# Given task:
Could you transcribe every record below exactly as written, leaving out any pictures?

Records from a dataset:
>>>
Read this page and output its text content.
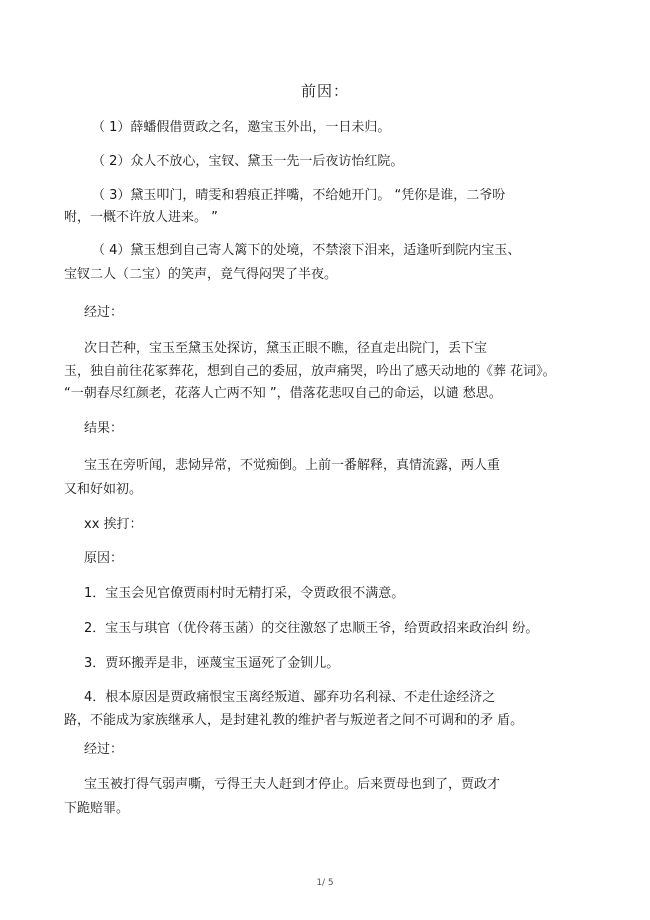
前因：
（ 1）薛蟠假借贾政之名，邀宝玉外出，一日未归。
（ 2）众人不放心，宝钗、黛玉一先一后夜访怡红院。
（ 3）黛玉叩门，晴雯和碧痕正拌嘴，不给她开门。 “凭你是谁，二爷吩
咐，一概不许放人进来。 ”
（ 4）黛玉想到自己寄人篱下的处境，不禁滚下泪来，适逢听到院内宝玉、
宝钗二人（二宝）的笑声，竟气得闷哭了半夜。
经过：
次日芒种，宝玉至黛玉处探访，黛玉正眼不瞧，径直走出院门，丢下宝
玉，独自前往花冢葬花，想到自己的委屈，放声痛哭，吟出了感天动地的《葬 花词》。
“一朝春尽红颜老，花落人亡两不知 ”，借落花悲叹自己的命运，以谴 愁思。
结果：
宝玉在旁听闻，悲恸异常，不觉痴倒。上前一番解释，真情流露，两人重
又和好如初。
xx 挨打：
原因：
1．宝玉会见官僚贾雨村时无精打采，令贾政很不满意。
2．宝玉与琪官（优伶蒋玉菡）的交往激怒了忠顺王爷，给贾政招来政治纠 纷。
3．贾环搬弄是非，诬蔑宝玉逼死了金钏儿。
4．根本原因是贾政痛恨宝玉离经叛道、鄙弃功名利禄、不走仕途经济之
路，不能成为家族继承人，是封建礼教的维护者与叛逆者之间不可调和的矛 盾。
经过：
宝玉被打得气弱声嘶，亏得王夫人赶到才停止。后来贾母也到了，贾政才
下跪赔罪。
1/ 5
<<<
# Expected answer:
Read this page and output its text content.
前因：
（ 1）薛蟠假借贾政之名，邀宝玉外出，一日未归。
（ 2）众人不放心，宝钗、黛玉一先一后夜访怡红院。
（ 3）黛玉叩门，晴雯和碧痕正拌嘴，不给她开门。 “凭你是谁，二爷吩
咐，一概不许放人进来。 ”
（ 4）黛玉想到自己寄人篱下的处境，不禁滚下泪来，适逢听到院内宝玉、
宝钗二人（二宝）的笑声，竟气得闷哭了半夜。
经过：
次日芒种，宝玉至黛玉处探访，黛玉正眼不瞧，径直走出院门，丢下宝
玉，独自前往花冢葬花，想到自己的委屈，放声痛哭，吟出了感天动地的《葬 花词》。
“一朝春尽红颜老，花落人亡两不知 ”，借落花悲叹自己的命运，以谴 愁思。
结果：
宝玉在旁听闻，悲恸异常，不觉痴倒。上前一番解释，真情流露，两人重
又和好如初。
xx 挨打：
原因：
1．宝玉会见官僚贾雨村时无精打采，令贾政很不满意。
2．宝玉与琪官（优伶蒋玉菡）的交往激怒了忠顺王爷，给贾政招来政治纠 纷。
3．贾环搬弄是非，诬蔑宝玉逼死了金钏儿。
4．根本原因是贾政痛恨宝玉离经叛道、鄙弃功名利禄、不走仕途经济之
路，不能成为家族继承人，是封建礼教的维护者与叛逆者之间不可调和的矛 盾。
经过：
宝玉被打得气弱声嘶，亏得王夫人赶到才停止。后来贾母也到了，贾政才
下跪赔罪。
1/ 5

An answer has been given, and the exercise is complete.